### WRITTEN PROBLEM
Pull every line containing the word "York" from the records.

[Start of MATERIAL SHOWN]

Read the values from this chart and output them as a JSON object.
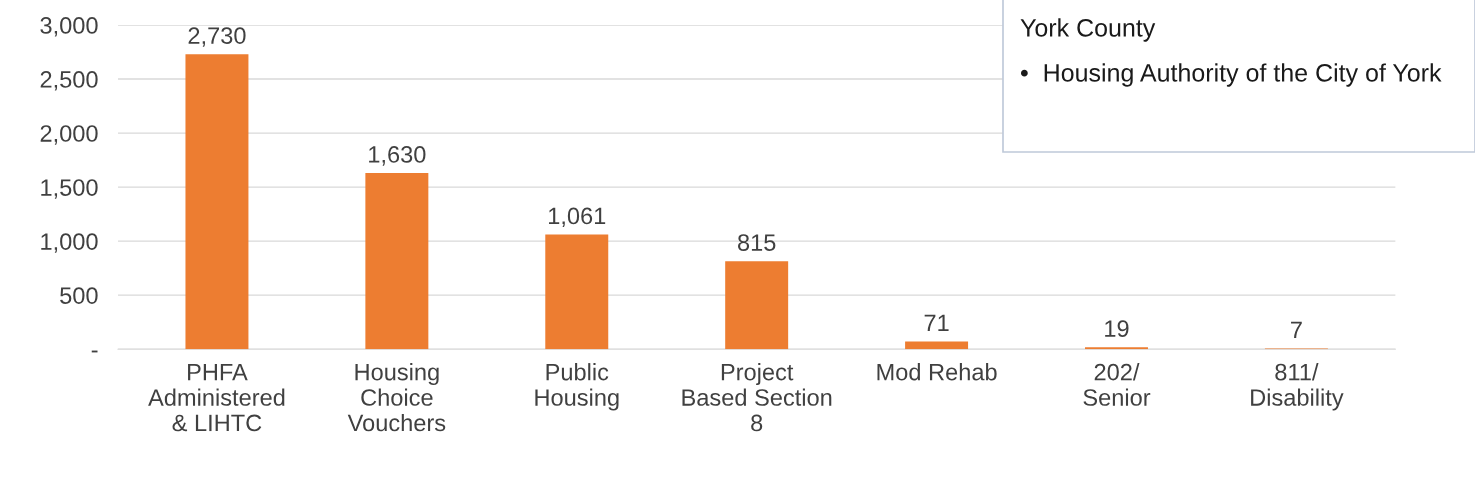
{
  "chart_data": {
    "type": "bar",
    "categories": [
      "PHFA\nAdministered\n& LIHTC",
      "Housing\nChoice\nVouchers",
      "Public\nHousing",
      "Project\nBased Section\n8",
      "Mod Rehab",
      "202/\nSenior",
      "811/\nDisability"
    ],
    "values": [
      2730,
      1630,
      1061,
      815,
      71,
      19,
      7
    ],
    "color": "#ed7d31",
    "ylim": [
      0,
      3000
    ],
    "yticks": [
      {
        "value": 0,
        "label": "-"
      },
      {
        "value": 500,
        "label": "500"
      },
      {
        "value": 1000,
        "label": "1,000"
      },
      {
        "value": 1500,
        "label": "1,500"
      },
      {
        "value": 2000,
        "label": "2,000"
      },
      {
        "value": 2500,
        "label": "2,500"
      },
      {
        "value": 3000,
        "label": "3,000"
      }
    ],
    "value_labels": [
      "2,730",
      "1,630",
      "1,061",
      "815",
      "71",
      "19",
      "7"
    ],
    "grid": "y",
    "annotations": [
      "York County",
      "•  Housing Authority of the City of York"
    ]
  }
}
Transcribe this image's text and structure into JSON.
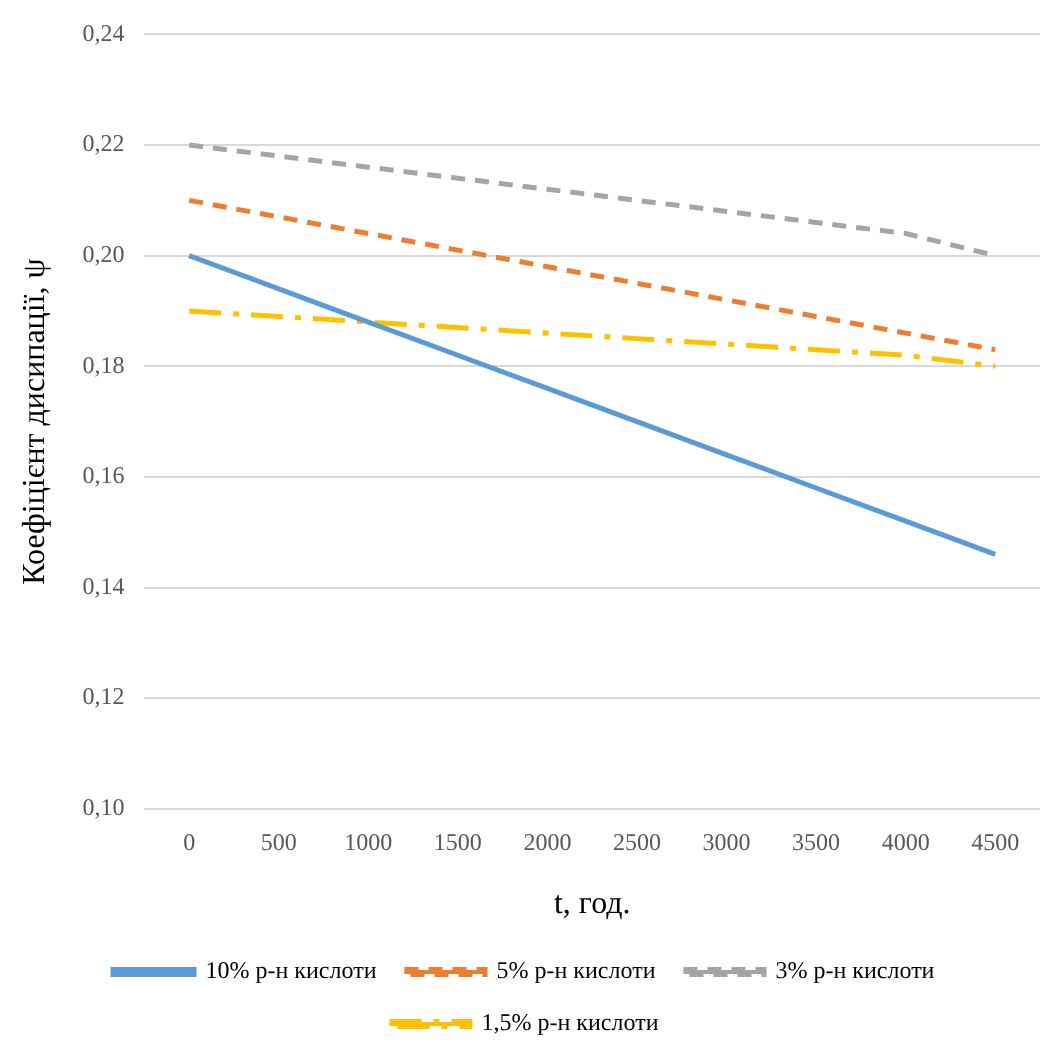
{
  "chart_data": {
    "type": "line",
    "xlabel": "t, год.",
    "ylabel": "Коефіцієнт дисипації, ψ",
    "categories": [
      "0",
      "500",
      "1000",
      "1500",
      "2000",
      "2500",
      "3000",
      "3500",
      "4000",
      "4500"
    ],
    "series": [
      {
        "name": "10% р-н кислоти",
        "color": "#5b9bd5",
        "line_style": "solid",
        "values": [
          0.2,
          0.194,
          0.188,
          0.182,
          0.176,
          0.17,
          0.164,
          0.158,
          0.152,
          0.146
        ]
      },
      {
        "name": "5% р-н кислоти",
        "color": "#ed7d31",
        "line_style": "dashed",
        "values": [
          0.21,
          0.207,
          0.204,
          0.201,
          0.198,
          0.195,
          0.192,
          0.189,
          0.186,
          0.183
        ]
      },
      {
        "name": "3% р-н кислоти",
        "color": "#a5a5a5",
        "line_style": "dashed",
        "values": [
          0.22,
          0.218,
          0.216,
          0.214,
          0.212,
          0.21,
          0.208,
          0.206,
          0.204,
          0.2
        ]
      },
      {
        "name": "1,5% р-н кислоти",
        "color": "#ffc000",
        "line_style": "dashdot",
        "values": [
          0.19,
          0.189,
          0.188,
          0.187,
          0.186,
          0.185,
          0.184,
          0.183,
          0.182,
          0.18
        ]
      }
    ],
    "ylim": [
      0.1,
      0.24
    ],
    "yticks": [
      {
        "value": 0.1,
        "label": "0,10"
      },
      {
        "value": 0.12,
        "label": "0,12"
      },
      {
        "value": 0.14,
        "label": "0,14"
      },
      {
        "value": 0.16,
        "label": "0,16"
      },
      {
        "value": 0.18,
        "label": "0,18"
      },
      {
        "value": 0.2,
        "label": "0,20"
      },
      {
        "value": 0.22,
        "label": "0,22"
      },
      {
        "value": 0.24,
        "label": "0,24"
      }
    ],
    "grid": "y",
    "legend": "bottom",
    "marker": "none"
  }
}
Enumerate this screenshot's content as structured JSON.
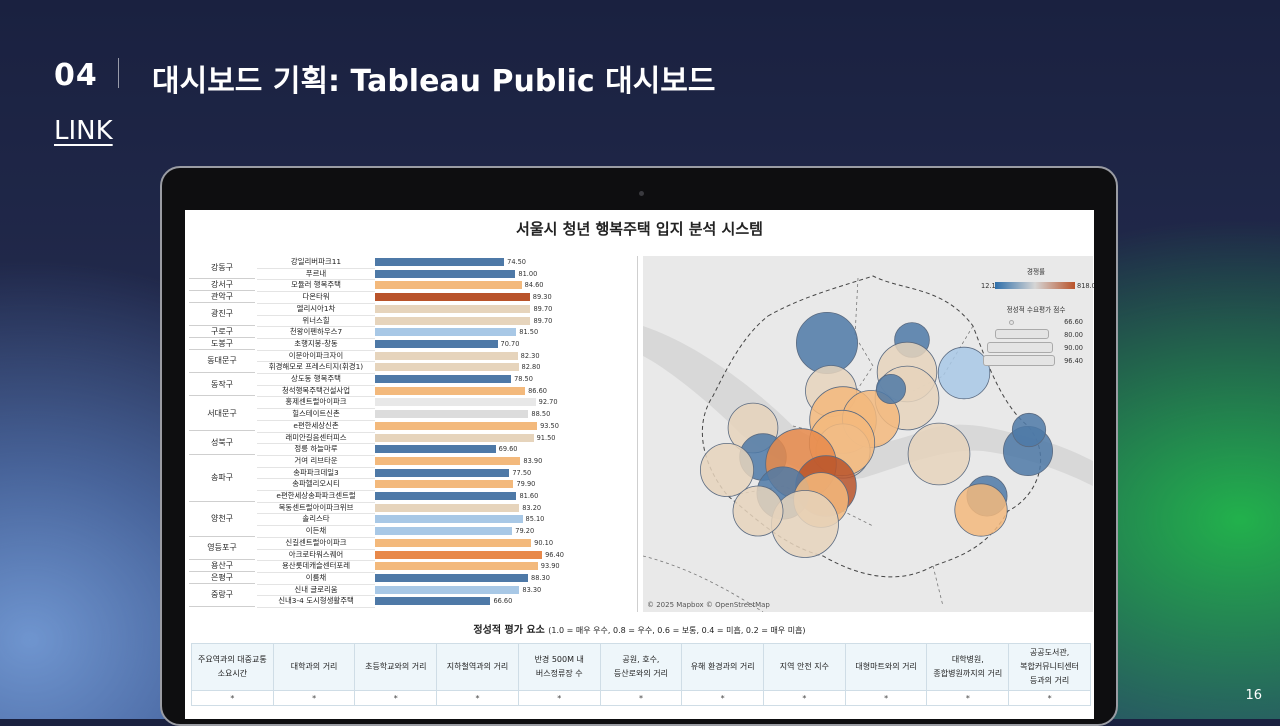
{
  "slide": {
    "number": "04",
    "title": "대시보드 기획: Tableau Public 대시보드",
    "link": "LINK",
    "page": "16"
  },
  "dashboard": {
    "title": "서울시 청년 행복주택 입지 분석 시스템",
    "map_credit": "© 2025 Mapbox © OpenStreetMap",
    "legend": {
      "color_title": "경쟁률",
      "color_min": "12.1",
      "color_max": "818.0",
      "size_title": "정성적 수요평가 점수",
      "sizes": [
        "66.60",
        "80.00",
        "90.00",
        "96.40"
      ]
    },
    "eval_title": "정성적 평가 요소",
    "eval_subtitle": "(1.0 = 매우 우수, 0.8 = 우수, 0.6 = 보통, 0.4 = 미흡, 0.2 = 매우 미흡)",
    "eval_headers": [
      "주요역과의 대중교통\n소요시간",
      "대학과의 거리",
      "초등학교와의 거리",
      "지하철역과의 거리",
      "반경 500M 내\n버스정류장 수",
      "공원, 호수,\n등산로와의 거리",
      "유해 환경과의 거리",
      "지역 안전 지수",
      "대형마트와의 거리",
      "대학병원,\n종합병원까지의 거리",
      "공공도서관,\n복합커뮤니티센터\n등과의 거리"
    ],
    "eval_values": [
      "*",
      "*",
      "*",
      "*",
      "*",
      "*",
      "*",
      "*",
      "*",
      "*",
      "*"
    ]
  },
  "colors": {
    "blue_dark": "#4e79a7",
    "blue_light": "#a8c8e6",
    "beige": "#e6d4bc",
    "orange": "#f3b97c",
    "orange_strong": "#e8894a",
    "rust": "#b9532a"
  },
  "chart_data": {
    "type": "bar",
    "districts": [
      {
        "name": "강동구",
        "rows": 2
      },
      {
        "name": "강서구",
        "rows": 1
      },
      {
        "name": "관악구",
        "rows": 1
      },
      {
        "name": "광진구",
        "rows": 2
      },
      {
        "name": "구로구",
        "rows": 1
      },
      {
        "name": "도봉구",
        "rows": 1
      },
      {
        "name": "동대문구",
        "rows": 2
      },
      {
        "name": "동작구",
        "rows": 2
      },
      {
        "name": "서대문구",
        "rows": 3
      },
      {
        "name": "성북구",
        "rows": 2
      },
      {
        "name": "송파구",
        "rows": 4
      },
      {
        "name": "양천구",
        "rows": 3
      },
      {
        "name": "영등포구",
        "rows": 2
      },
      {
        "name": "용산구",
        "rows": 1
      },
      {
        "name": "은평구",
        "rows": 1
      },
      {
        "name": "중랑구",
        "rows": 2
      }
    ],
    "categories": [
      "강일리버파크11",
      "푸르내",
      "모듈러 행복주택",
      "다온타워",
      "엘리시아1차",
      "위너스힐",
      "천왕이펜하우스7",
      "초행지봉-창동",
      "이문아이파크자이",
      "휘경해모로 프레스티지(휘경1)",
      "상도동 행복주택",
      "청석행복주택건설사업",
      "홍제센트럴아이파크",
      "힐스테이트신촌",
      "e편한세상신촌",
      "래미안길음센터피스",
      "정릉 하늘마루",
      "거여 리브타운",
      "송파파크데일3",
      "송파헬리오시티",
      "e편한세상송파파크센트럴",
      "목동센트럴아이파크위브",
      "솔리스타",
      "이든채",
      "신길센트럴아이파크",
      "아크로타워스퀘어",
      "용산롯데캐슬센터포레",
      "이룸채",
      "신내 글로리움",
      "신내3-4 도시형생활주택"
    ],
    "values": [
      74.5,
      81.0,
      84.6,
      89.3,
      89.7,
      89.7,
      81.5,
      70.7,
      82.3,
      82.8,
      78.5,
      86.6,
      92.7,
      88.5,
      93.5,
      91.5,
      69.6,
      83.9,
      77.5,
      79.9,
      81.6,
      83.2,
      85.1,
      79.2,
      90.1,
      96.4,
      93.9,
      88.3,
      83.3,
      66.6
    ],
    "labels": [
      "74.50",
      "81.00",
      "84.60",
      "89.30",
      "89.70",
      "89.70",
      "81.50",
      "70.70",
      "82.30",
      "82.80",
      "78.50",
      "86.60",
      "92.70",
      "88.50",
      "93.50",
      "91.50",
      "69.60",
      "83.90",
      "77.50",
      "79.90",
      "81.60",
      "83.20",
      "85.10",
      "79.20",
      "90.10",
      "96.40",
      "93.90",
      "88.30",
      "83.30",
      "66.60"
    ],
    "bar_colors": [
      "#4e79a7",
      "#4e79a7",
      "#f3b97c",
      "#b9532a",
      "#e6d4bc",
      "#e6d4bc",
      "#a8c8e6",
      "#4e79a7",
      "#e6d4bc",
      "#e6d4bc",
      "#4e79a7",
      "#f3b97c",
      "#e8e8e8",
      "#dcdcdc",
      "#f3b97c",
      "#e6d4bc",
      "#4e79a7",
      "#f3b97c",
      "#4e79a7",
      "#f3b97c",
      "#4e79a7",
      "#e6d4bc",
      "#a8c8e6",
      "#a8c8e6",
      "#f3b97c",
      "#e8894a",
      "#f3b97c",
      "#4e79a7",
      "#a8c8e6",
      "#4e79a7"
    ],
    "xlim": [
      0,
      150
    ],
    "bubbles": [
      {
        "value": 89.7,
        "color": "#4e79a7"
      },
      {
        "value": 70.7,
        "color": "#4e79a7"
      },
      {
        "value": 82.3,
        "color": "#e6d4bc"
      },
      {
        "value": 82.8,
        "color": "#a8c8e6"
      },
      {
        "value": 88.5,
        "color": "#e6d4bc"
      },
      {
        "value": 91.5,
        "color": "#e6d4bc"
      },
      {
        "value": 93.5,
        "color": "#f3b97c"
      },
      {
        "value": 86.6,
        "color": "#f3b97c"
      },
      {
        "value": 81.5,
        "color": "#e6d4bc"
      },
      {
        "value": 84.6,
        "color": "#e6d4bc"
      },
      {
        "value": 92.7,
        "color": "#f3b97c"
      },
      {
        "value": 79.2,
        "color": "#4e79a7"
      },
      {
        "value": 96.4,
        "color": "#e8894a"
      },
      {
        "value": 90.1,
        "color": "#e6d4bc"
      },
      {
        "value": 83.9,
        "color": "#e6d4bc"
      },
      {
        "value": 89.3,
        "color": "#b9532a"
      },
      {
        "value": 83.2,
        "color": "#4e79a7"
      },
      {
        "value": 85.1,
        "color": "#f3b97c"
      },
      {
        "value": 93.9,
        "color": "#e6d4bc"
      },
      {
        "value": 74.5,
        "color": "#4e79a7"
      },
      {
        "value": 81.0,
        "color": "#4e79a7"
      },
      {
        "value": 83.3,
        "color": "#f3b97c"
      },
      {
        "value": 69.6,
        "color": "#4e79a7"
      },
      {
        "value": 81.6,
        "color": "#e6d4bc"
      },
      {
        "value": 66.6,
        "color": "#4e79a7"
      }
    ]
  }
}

[End of MATERIAL SHOWN]

### ANSWER IN FULL
      "York County",
      "•  Housing Authority of the City of York"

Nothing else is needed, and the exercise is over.